### Aim of the task
Copy out the entries exactly, from the first line to the last.
++++ Provided data ++++
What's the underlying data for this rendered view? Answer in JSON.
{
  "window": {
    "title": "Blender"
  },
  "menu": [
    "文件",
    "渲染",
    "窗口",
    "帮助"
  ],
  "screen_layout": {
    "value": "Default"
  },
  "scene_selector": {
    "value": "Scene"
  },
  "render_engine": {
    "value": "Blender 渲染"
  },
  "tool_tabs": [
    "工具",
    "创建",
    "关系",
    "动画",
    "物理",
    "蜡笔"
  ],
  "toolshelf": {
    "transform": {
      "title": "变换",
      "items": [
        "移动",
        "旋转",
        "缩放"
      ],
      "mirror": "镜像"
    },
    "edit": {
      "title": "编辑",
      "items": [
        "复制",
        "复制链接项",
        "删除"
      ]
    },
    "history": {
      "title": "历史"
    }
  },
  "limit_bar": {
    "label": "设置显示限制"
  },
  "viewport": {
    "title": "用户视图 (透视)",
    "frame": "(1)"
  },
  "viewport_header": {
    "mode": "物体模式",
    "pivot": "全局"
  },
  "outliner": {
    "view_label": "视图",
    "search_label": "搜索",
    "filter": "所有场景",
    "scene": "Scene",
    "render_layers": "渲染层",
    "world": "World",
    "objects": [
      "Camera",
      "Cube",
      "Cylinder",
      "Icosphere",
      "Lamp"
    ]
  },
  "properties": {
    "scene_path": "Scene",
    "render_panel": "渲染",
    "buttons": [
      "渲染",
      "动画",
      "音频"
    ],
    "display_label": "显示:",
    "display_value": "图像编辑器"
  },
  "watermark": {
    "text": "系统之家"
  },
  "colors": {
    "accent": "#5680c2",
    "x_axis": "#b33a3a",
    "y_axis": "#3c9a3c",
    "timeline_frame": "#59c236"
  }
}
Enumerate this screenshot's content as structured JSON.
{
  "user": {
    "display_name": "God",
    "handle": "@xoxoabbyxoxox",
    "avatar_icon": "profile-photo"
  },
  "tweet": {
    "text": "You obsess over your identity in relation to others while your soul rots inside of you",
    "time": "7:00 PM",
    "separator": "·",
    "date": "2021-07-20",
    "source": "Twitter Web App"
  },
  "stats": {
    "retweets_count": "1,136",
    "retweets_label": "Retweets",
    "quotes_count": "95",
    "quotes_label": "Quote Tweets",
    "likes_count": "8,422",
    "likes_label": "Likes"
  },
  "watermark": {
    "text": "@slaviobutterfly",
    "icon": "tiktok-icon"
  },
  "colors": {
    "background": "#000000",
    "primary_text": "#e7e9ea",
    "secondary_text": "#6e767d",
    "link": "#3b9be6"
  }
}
++++
### Solution
What's the underlying data for this rendered view? Answer in JSON.
{
  "window": {
    "title": "Blender"
  },
  "menu": [
    "文件",
    "渲染",
    "窗口",
    "帮助"
  ],
  "screen_layout": {
    "value": "Default"
  },
  "scene_selector": {
    "value": "Scene"
  },
  "render_engine": {
    "value": "Blender 渲染"
  },
  "tool_tabs": [
    "工具",
    "创建",
    "关系",
    "动画",
    "物理",
    "蜡笔"
  ],
  "toolshelf": {
    "transform": {
      "title": "变换",
      "items": [
        "移动",
        "旋转",
        "缩放"
      ],
      "mirror": "镜像"
    },
    "edit": {
      "title": "编辑",
      "items": [
        "复制",
        "复制链接项",
        "删除"
      ]
    },
    "history": {
      "title": "历史"
    }
  },
  "limit_bar": {
    "label": "设置显示限制"
  },
  "viewport": {
    "title": "用户视图 (透视)",
    "frame": "(1)"
  },
  "viewport_header": {
    "mode": "物体模式",
    "pivot": "全局"
  },
  "outliner": {
    "view_label": "视图",
    "search_label": "搜索",
    "filter": "所有场景",
    "scene": "Scene",
    "render_layers": "渲染层",
    "world": "World",
    "objects": [
      "Camera",
      "Cube",
      "Cylinder",
      "Icosphere",
      "Lamp"
    ]
  },
  "properties": {
    "scene_path": "Scene",
    "render_panel": "渲染",
    "buttons": [
      "渲染",
      "动画",
      "音频"
    ],
    "display_label": "显示:",
    "display_value": "图像编辑器"
  },
  "watermark": {
    "text": "系统之家"
  },
  "colors": {
    "accent": "#5680c2",
    "x_axis": "#b33a3a",
    "y_axis": "#3c9a3c",
    "timeline_frame": "#59c236"
  }
}
Enumerate this screenshot's content as structured JSON.
{
  "user": {
    "display_name": "God",
    "handle": "@xoxoabbyxoxox",
    "avatar_icon": "profile-photo"
  },
  "tweet": {
    "text": "You obsess over your identity in relation to others while your soul rots inside of you",
    "time": "7:00 PM",
    "separator": "·",
    "date": "2021-07-20",
    "source": "Twitter Web App"
  },
  "stats": {
    "retweets_count": "1,136",
    "retweets_label": "Retweets",
    "quotes_count": "95",
    "quotes_label": "Quote Tweets",
    "likes_count": "8,422",
    "likes_label": "Likes"
  },
  "watermark": {
    "text": "@slaviobutterfly",
    "icon": "tiktok-icon"
  },
  "colors": {
    "background": "#000000",
    "primary_text": "#e7e9ea",
    "secondary_text": "#6e767d",
    "link": "#3b9be6"
  }
}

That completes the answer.